----- Data for processing

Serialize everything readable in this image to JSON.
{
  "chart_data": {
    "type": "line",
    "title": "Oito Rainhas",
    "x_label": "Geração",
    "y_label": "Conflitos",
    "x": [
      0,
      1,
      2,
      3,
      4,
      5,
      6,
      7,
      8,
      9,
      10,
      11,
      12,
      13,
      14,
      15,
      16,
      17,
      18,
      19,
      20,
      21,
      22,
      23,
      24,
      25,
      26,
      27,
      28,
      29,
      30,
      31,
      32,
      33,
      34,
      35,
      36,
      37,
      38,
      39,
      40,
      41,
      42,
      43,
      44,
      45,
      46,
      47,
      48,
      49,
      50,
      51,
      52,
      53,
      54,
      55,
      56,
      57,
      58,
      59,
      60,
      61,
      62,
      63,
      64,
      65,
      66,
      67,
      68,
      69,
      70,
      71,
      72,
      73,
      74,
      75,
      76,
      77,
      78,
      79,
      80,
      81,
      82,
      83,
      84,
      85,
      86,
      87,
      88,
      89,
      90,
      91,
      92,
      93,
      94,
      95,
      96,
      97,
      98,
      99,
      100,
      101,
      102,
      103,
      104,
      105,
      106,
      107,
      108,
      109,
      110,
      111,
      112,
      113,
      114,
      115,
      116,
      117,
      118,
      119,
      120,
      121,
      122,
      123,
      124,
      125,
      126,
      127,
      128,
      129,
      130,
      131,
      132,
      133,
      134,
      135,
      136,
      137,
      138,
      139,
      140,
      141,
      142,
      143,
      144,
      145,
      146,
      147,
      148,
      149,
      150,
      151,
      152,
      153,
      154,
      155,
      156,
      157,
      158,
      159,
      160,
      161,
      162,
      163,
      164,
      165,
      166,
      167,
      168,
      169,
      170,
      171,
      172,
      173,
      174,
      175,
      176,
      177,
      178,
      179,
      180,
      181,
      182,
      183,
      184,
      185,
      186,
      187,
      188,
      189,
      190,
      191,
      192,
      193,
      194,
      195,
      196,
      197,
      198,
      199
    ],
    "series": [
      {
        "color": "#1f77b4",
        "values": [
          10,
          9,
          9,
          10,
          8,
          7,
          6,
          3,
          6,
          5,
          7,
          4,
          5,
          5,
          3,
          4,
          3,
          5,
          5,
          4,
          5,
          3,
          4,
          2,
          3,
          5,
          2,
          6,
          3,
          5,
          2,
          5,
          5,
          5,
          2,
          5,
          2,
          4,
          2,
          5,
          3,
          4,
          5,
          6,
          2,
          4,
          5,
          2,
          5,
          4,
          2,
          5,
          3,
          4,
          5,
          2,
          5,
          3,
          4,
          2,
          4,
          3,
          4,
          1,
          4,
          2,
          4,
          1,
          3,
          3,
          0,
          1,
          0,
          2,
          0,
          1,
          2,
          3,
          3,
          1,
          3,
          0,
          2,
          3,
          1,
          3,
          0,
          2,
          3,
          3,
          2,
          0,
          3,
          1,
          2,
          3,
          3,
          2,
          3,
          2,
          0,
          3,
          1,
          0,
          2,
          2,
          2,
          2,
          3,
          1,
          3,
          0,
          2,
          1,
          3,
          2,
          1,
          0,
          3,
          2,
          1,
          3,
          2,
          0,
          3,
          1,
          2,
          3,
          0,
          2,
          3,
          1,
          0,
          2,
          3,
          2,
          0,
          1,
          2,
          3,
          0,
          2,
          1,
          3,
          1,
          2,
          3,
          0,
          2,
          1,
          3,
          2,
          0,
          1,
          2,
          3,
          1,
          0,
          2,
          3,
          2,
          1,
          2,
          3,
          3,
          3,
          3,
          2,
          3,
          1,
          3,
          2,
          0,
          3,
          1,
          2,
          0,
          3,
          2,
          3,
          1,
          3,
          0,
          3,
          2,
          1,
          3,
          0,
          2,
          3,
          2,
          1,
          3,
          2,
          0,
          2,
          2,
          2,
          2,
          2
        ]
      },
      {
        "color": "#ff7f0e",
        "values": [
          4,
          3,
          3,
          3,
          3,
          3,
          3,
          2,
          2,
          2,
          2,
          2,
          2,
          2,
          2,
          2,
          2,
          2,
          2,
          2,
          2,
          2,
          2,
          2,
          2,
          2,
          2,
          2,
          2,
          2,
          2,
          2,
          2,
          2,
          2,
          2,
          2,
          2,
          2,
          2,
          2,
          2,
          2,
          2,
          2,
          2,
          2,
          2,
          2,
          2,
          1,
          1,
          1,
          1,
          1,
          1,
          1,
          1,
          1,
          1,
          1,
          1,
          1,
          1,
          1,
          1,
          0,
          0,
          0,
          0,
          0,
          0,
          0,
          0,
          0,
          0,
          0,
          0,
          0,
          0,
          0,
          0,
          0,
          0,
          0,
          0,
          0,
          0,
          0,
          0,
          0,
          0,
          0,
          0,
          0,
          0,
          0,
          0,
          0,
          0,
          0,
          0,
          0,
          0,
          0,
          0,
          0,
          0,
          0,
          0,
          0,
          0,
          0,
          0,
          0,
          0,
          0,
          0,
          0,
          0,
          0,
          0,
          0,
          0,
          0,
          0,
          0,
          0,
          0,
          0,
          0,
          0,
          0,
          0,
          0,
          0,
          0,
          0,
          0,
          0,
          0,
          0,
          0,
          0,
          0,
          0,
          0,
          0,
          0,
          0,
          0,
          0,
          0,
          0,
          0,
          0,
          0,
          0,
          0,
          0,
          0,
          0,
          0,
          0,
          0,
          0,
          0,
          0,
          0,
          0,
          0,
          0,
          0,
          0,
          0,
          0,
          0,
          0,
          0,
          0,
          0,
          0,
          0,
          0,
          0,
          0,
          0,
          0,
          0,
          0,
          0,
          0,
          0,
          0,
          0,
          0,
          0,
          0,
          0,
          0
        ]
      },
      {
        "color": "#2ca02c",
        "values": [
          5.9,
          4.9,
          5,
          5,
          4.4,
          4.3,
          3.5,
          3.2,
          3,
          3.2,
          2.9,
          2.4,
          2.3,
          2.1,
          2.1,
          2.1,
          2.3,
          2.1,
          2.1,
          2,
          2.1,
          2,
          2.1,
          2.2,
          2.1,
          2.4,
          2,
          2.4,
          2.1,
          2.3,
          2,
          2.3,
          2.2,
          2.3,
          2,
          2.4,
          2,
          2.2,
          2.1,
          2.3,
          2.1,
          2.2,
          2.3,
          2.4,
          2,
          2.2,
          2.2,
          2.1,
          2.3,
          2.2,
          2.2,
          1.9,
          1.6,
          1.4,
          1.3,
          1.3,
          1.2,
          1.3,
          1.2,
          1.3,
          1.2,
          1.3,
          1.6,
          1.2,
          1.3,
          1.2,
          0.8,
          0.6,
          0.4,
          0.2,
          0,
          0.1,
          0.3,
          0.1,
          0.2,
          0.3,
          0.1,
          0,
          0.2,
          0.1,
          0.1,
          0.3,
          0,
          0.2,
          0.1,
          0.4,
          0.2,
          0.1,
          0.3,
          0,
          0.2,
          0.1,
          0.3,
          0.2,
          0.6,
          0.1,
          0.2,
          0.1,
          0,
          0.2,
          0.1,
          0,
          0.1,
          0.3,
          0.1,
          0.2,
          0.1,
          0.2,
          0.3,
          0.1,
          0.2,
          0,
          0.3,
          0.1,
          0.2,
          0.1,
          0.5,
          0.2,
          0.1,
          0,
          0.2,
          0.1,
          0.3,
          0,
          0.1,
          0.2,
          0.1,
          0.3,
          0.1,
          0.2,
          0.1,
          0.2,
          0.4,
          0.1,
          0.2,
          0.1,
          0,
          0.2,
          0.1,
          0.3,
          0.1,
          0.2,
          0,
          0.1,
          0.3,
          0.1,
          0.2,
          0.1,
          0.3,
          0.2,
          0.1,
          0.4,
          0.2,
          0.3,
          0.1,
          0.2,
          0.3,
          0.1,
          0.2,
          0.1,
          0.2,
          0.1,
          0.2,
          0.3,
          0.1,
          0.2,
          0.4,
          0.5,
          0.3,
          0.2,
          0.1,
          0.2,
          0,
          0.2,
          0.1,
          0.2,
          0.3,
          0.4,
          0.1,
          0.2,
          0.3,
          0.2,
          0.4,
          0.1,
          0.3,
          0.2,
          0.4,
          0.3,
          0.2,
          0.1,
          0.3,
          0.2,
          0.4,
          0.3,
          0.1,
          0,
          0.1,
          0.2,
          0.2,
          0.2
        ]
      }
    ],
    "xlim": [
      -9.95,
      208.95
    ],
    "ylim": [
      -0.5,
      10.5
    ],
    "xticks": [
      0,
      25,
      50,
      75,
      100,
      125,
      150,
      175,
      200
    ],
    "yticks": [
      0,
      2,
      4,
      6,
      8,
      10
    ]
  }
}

----------

#### Problem description:
Report only the number of lines in the data above that contain "color".

#### Full response:
3